■ **YOUR GOAL**
Write out all the material exactly. Leave nothing out.

■ **RECORDS PROVIDED**
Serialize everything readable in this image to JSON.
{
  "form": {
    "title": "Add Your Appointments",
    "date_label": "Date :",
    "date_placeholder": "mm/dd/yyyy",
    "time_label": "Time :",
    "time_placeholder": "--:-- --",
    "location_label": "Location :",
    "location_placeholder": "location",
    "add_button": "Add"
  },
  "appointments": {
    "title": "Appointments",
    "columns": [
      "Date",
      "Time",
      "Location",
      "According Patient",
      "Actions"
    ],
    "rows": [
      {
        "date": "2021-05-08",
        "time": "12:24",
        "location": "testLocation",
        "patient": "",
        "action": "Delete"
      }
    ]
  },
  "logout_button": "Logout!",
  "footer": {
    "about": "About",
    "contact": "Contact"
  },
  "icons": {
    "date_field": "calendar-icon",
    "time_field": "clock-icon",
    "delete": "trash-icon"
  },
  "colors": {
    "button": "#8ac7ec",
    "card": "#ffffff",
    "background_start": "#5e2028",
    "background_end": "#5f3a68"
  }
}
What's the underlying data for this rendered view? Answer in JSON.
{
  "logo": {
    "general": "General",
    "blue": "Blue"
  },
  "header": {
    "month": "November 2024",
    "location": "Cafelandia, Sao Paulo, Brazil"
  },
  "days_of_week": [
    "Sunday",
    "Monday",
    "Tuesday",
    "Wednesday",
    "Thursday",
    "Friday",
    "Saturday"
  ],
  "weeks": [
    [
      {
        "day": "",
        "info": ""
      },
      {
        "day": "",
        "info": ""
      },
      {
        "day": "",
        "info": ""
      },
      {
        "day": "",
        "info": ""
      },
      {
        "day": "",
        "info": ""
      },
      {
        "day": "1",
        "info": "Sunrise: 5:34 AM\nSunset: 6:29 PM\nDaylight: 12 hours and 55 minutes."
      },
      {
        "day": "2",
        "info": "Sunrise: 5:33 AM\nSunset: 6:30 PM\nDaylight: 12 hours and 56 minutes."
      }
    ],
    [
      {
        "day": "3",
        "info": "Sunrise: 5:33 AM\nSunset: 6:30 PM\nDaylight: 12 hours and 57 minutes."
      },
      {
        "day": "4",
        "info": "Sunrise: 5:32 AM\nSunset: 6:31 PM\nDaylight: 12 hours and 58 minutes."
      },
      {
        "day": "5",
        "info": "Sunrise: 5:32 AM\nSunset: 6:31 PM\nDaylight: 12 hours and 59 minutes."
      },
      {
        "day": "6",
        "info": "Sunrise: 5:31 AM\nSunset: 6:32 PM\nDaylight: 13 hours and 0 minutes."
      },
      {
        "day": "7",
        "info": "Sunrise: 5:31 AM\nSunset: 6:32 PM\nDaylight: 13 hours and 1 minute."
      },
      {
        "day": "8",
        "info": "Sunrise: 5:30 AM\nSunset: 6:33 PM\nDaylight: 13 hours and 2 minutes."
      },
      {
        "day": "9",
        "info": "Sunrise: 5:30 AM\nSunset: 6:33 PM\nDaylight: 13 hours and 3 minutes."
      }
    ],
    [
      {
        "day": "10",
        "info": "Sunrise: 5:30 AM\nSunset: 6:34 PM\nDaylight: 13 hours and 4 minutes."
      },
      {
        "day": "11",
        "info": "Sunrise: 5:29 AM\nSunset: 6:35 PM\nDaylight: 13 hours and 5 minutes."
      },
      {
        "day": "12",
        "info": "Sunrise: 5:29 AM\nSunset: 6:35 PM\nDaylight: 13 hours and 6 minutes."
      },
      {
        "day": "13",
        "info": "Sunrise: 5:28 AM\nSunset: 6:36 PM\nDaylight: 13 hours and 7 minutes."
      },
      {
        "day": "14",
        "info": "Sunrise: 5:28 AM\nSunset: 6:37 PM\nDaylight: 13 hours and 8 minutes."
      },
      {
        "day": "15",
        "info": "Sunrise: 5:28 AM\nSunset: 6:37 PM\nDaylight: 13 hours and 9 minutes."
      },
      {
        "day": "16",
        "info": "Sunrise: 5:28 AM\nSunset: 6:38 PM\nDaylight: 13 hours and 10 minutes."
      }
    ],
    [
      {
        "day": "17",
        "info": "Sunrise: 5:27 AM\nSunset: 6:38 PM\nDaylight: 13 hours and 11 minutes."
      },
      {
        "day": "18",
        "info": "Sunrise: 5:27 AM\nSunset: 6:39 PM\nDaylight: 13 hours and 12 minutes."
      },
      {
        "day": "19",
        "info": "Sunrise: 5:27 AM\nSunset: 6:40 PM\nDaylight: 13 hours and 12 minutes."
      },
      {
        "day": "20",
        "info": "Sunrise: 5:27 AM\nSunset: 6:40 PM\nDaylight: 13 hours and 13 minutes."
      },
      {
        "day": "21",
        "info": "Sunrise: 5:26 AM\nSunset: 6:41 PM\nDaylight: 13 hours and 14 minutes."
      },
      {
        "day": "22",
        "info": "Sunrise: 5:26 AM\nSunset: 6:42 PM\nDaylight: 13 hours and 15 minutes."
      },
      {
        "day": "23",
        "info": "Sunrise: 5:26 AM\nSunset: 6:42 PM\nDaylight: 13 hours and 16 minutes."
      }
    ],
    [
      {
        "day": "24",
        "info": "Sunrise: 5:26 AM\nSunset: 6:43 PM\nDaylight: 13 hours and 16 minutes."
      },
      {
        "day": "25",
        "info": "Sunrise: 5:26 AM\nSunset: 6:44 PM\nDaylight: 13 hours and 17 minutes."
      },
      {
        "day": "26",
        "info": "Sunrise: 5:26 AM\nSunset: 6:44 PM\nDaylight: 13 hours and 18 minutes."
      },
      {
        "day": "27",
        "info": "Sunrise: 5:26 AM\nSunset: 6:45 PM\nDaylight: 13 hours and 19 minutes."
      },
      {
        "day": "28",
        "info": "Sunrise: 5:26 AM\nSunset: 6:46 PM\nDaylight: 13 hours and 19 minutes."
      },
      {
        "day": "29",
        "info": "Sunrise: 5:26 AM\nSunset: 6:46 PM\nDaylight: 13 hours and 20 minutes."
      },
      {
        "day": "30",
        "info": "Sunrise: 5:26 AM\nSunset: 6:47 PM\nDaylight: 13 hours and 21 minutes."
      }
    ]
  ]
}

■ **TASK SOLUTION**
Serialize everything readable in this image to JSON.
{
  "form": {
    "title": "Add Your Appointments",
    "date_label": "Date :",
    "date_placeholder": "mm/dd/yyyy",
    "time_label": "Time :",
    "time_placeholder": "--:-- --",
    "location_label": "Location :",
    "location_placeholder": "location",
    "add_button": "Add"
  },
  "appointments": {
    "title": "Appointments",
    "columns": [
      "Date",
      "Time",
      "Location",
      "According Patient",
      "Actions"
    ],
    "rows": [
      {
        "date": "2021-05-08",
        "time": "12:24",
        "location": "testLocation",
        "patient": "",
        "action": "Delete"
      }
    ]
  },
  "logout_button": "Logout!",
  "footer": {
    "about": "About",
    "contact": "Contact"
  },
  "icons": {
    "date_field": "calendar-icon",
    "time_field": "clock-icon",
    "delete": "trash-icon"
  },
  "colors": {
    "button": "#8ac7ec",
    "card": "#ffffff",
    "background_start": "#5e2028",
    "background_end": "#5f3a68"
  }
}
What's the underlying data for this rendered view? Answer in JSON.
{
  "logo": {
    "general": "General",
    "blue": "Blue"
  },
  "header": {
    "month": "November 2024",
    "location": "Cafelandia, Sao Paulo, Brazil"
  },
  "days_of_week": [
    "Sunday",
    "Monday",
    "Tuesday",
    "Wednesday",
    "Thursday",
    "Friday",
    "Saturday"
  ],
  "weeks": [
    [
      {
        "day": "",
        "info": ""
      },
      {
        "day": "",
        "info": ""
      },
      {
        "day": "",
        "info": ""
      },
      {
        "day": "",
        "info": ""
      },
      {
        "day": "",
        "info": ""
      },
      {
        "day": "1",
        "info": "Sunrise: 5:34 AM\nSunset: 6:29 PM\nDaylight: 12 hours and 55 minutes."
      },
      {
        "day": "2",
        "info": "Sunrise: 5:33 AM\nSunset: 6:30 PM\nDaylight: 12 hours and 56 minutes."
      }
    ],
    [
      {
        "day": "3",
        "info": "Sunrise: 5:33 AM\nSunset: 6:30 PM\nDaylight: 12 hours and 57 minutes."
      },
      {
        "day": "4",
        "info": "Sunrise: 5:32 AM\nSunset: 6:31 PM\nDaylight: 12 hours and 58 minutes."
      },
      {
        "day": "5",
        "info": "Sunrise: 5:32 AM\nSunset: 6:31 PM\nDaylight: 12 hours and 59 minutes."
      },
      {
        "day": "6",
        "info": "Sunrise: 5:31 AM\nSunset: 6:32 PM\nDaylight: 13 hours and 0 minutes."
      },
      {
        "day": "7",
        "info": "Sunrise: 5:31 AM\nSunset: 6:32 PM\nDaylight: 13 hours and 1 minute."
      },
      {
        "day": "8",
        "info": "Sunrise: 5:30 AM\nSunset: 6:33 PM\nDaylight: 13 hours and 2 minutes."
      },
      {
        "day": "9",
        "info": "Sunrise: 5:30 AM\nSunset: 6:33 PM\nDaylight: 13 hours and 3 minutes."
      }
    ],
    [
      {
        "day": "10",
        "info": "Sunrise: 5:30 AM\nSunset: 6:34 PM\nDaylight: 13 hours and 4 minutes."
      },
      {
        "day": "11",
        "info": "Sunrise: 5:29 AM\nSunset: 6:35 PM\nDaylight: 13 hours and 5 minutes."
      },
      {
        "day": "12",
        "info": "Sunrise: 5:29 AM\nSunset: 6:35 PM\nDaylight: 13 hours and 6 minutes."
      },
      {
        "day": "13",
        "info": "Sunrise: 5:28 AM\nSunset: 6:36 PM\nDaylight: 13 hours and 7 minutes."
      },
      {
        "day": "14",
        "info": "Sunrise: 5:28 AM\nSunset: 6:37 PM\nDaylight: 13 hours and 8 minutes."
      },
      {
        "day": "15",
        "info": "Sunrise: 5:28 AM\nSunset: 6:37 PM\nDaylight: 13 hours and 9 minutes."
      },
      {
        "day": "16",
        "info": "Sunrise: 5:28 AM\nSunset: 6:38 PM\nDaylight: 13 hours and 10 minutes."
      }
    ],
    [
      {
        "day": "17",
        "info": "Sunrise: 5:27 AM\nSunset: 6:38 PM\nDaylight: 13 hours and 11 minutes."
      },
      {
        "day": "18",
        "info": "Sunrise: 5:27 AM\nSunset: 6:39 PM\nDaylight: 13 hours and 12 minutes."
      },
      {
        "day": "19",
        "info": "Sunrise: 5:27 AM\nSunset: 6:40 PM\nDaylight: 13 hours and 12 minutes."
      },
      {
        "day": "20",
        "info": "Sunrise: 5:27 AM\nSunset: 6:40 PM\nDaylight: 13 hours and 13 minutes."
      },
      {
        "day": "21",
        "info": "Sunrise: 5:26 AM\nSunset: 6:41 PM\nDaylight: 13 hours and 14 minutes."
      },
      {
        "day": "22",
        "info": "Sunrise: 5:26 AM\nSunset: 6:42 PM\nDaylight: 13 hours and 15 minutes."
      },
      {
        "day": "23",
        "info": "Sunrise: 5:26 AM\nSunset: 6:42 PM\nDaylight: 13 hours and 16 minutes."
      }
    ],
    [
      {
        "day": "24",
        "info": "Sunrise: 5:26 AM\nSunset: 6:43 PM\nDaylight: 13 hours and 16 minutes."
      },
      {
        "day": "25",
        "info": "Sunrise: 5:26 AM\nSunset: 6:44 PM\nDaylight: 13 hours and 17 minutes."
      },
      {
        "day": "26",
        "info": "Sunrise: 5:26 AM\nSunset: 6:44 PM\nDaylight: 13 hours and 18 minutes."
      },
      {
        "day": "27",
        "info": "Sunrise: 5:26 AM\nSunset: 6:45 PM\nDaylight: 13 hours and 19 minutes."
      },
      {
        "day": "28",
        "info": "Sunrise: 5:26 AM\nSunset: 6:46 PM\nDaylight: 13 hours and 19 minutes."
      },
      {
        "day": "29",
        "info": "Sunrise: 5:26 AM\nSunset: 6:46 PM\nDaylight: 13 hours and 20 minutes."
      },
      {
        "day": "30",
        "info": "Sunrise: 5:26 AM\nSunset: 6:47 PM\nDaylight: 13 hours and 21 minutes."
      }
    ]
  ]
}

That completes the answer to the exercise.